*REQUIRED WORK:*
Work out how many lines of the data hold the string "this", and reply with that number alone.

*GIVEN RECORDS:*

=======

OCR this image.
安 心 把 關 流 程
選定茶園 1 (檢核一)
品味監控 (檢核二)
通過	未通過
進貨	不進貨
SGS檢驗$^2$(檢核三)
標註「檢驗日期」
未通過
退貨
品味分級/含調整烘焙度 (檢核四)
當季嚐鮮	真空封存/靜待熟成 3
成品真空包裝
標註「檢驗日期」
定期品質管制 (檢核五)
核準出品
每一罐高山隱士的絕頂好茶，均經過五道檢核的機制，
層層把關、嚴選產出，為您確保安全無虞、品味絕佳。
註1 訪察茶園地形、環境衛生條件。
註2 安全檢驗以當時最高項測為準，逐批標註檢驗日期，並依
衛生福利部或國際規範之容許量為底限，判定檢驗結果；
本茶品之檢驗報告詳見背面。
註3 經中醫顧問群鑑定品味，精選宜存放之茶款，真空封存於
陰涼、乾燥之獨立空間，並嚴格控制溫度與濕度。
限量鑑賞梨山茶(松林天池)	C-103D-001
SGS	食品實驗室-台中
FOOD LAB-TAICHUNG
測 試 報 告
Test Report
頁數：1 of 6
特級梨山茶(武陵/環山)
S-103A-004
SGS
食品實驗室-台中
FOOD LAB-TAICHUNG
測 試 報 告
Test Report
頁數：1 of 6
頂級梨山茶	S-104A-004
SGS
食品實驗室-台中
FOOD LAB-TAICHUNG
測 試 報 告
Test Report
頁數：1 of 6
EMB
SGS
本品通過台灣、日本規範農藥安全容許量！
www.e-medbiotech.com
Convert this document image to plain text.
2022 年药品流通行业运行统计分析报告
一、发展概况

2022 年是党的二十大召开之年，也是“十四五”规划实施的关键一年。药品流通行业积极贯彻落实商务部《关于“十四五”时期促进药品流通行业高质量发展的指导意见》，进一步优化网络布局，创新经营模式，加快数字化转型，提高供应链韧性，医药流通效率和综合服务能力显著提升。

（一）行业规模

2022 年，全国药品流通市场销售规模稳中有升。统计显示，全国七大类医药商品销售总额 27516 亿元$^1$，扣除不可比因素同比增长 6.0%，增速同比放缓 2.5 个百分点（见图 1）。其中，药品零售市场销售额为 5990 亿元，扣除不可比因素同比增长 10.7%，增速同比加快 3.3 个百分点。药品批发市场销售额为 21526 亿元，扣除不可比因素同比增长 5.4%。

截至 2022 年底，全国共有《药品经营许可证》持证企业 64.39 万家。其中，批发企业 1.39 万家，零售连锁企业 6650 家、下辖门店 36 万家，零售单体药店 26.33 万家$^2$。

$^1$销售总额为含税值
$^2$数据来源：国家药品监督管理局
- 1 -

=======

*RESPONSE:*
2